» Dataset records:

[start]

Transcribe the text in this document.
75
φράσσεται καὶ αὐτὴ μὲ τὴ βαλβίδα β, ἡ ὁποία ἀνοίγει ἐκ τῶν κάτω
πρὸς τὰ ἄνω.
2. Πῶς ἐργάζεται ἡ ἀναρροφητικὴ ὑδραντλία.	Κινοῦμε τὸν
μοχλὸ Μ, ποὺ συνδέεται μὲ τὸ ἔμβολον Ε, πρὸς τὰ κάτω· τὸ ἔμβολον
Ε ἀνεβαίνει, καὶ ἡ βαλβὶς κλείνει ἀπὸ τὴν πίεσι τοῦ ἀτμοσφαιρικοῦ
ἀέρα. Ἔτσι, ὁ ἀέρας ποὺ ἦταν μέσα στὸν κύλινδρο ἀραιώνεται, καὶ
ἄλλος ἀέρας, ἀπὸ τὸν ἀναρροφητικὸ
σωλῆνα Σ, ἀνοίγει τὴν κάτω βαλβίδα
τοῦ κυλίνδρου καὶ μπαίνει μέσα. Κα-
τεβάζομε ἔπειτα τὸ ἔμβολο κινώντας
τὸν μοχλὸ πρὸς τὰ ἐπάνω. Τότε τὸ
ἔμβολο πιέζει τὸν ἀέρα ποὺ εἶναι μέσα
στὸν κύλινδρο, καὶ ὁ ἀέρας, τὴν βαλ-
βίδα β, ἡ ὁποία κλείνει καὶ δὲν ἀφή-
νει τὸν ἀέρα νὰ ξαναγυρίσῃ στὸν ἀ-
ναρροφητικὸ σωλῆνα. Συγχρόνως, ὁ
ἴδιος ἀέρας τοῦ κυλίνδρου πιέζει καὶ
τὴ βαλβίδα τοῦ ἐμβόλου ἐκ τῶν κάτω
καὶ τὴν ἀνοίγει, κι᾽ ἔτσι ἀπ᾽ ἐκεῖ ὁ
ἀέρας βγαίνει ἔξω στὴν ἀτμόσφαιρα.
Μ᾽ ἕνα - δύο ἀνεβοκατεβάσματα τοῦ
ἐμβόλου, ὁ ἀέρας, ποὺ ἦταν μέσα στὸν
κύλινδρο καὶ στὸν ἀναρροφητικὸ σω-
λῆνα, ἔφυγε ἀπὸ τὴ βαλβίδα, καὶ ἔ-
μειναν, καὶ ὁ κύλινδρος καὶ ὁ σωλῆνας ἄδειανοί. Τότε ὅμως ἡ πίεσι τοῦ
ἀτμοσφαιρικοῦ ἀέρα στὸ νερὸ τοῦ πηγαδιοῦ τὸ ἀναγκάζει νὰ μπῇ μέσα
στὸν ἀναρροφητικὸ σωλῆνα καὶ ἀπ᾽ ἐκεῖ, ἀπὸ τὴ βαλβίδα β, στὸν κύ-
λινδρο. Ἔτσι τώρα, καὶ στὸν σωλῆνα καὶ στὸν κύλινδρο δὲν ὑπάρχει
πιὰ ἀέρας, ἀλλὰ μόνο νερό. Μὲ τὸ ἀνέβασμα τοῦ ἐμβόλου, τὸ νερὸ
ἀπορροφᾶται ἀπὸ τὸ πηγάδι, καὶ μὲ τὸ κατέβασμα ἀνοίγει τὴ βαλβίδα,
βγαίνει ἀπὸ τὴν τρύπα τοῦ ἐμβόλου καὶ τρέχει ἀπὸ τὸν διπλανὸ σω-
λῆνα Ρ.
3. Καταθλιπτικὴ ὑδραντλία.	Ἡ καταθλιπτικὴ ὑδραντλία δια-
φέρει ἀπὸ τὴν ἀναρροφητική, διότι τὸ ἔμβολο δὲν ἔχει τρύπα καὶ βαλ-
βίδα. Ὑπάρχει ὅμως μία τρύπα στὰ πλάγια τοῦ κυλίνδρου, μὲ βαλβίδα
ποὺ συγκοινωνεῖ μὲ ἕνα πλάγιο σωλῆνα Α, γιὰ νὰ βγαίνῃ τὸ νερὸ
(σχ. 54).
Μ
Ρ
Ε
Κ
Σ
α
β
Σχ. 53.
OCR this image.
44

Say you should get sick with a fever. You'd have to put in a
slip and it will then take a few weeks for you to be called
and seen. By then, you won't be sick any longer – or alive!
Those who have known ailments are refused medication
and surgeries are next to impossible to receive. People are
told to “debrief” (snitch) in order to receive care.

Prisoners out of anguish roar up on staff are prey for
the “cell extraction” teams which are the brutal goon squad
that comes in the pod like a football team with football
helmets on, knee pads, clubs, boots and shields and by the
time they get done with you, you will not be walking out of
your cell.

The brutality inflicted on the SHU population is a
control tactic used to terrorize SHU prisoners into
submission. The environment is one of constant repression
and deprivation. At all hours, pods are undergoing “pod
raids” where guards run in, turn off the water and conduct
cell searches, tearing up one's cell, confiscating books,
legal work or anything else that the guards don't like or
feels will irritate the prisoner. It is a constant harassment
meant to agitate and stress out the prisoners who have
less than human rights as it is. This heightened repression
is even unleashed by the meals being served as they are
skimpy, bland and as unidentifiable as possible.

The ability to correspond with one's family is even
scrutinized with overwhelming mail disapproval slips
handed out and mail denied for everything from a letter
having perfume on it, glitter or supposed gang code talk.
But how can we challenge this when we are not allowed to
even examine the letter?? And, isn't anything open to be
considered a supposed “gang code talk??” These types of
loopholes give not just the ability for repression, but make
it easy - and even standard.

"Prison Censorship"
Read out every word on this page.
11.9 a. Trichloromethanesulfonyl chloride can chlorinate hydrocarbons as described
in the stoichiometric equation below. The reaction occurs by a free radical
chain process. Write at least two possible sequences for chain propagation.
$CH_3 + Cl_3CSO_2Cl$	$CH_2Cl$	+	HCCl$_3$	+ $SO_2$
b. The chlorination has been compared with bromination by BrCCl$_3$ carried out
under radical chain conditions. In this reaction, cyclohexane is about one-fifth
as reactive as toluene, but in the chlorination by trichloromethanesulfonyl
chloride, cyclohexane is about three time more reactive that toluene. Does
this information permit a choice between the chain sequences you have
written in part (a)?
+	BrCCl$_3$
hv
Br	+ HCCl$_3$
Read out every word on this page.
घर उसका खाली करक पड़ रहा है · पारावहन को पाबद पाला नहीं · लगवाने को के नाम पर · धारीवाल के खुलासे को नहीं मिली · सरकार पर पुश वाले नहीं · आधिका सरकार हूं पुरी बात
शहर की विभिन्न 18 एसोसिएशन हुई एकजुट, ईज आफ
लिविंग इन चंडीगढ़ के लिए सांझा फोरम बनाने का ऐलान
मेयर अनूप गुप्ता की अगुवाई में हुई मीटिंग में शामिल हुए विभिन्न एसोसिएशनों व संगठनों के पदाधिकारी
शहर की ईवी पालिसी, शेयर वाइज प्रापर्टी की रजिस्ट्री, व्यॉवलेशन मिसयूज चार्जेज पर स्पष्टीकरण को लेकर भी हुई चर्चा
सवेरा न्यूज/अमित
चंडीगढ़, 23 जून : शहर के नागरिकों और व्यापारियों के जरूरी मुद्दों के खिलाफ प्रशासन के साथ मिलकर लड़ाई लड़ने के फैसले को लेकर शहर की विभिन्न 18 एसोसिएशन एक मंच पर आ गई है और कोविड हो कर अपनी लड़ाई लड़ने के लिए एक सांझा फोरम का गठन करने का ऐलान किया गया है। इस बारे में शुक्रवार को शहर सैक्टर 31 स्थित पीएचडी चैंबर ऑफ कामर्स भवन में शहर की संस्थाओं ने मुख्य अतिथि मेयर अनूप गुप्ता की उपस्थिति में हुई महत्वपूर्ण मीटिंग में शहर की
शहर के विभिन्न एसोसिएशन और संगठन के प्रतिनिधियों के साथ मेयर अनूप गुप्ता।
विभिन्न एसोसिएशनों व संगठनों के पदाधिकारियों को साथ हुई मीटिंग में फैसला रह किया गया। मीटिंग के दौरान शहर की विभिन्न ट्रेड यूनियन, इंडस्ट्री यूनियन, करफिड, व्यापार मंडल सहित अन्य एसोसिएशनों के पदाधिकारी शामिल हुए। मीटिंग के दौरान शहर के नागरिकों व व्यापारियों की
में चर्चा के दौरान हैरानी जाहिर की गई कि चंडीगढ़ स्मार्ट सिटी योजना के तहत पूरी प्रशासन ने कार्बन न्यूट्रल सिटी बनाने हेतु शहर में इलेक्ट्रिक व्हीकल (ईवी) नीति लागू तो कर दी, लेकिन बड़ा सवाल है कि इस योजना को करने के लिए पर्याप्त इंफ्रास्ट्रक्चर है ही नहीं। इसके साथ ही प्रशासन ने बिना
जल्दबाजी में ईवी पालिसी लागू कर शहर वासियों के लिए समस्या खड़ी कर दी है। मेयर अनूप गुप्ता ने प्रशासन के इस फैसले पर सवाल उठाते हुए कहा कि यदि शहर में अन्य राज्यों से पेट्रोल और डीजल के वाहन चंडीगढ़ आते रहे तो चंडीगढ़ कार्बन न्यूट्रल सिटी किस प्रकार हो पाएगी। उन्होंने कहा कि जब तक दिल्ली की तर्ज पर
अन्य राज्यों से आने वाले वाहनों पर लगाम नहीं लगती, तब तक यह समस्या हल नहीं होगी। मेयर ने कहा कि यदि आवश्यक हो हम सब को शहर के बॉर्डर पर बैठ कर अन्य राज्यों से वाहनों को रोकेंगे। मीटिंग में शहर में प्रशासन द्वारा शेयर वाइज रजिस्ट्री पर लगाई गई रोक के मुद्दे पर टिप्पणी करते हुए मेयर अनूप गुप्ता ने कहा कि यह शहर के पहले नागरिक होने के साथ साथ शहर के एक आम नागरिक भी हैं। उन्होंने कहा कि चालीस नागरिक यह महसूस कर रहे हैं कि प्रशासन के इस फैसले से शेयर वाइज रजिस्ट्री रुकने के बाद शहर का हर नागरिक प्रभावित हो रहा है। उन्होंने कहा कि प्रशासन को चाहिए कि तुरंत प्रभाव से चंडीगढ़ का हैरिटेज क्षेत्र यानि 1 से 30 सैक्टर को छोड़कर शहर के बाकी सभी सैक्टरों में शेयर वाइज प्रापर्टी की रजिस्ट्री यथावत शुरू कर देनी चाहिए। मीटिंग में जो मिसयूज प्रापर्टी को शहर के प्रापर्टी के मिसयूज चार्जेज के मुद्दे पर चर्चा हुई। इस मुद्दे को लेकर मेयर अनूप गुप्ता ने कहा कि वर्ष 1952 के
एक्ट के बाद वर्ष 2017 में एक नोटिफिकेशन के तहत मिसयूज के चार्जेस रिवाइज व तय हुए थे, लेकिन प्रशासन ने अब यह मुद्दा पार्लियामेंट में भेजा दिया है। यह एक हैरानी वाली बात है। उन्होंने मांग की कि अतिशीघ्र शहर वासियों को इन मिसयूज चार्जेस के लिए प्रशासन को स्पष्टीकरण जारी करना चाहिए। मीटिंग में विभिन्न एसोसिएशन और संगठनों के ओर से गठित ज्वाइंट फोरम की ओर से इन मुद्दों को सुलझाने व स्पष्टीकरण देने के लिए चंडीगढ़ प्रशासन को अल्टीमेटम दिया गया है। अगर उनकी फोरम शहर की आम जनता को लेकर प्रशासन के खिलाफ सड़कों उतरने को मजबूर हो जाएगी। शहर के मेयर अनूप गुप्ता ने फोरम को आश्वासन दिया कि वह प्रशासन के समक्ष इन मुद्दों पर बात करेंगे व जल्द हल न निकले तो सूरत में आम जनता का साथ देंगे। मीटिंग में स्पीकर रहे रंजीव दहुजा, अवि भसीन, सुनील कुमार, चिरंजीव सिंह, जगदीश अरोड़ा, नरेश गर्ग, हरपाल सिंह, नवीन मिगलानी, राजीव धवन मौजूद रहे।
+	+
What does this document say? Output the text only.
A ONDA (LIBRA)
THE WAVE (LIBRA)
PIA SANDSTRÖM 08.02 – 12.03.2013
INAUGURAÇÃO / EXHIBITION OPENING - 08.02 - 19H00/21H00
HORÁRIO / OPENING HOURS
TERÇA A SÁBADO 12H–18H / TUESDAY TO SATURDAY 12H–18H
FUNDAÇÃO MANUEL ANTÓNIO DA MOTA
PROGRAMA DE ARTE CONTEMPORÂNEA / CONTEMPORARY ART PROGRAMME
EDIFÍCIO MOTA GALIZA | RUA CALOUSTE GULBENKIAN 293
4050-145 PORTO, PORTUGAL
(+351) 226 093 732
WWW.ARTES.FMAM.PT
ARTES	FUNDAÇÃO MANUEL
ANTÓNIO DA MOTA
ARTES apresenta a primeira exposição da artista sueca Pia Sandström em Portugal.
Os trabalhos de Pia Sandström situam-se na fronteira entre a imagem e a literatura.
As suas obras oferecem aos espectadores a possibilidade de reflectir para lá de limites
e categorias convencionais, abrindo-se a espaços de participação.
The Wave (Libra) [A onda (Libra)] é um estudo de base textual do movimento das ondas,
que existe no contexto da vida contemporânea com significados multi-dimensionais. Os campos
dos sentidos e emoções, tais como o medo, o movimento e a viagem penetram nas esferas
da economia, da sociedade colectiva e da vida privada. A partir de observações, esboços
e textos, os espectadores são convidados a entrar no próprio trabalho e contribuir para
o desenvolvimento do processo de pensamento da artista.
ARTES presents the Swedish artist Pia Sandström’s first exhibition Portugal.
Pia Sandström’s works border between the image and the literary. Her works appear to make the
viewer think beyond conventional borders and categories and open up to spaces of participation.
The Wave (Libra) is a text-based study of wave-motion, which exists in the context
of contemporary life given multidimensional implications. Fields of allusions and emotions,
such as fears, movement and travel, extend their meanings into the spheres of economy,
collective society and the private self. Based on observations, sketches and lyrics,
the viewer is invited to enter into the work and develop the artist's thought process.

[end]

» Problem details:
Pull out every line of the records that includes the string "ἀναρροφητικὸ".

» Solved exercise:
ἄλλος ἀέρας, ἀπὸ τὸν ἀναρροφητικὸ
κύλινδρο καὶ στὸν ἀναρροφητικὸ σω-
στὸν ἀναρροφητικὸ σωλῆνα καὶ ἀπ᾽ ἐκεῖ, ἀπὸ τὴ βαλβίδα β, στὸν κύ-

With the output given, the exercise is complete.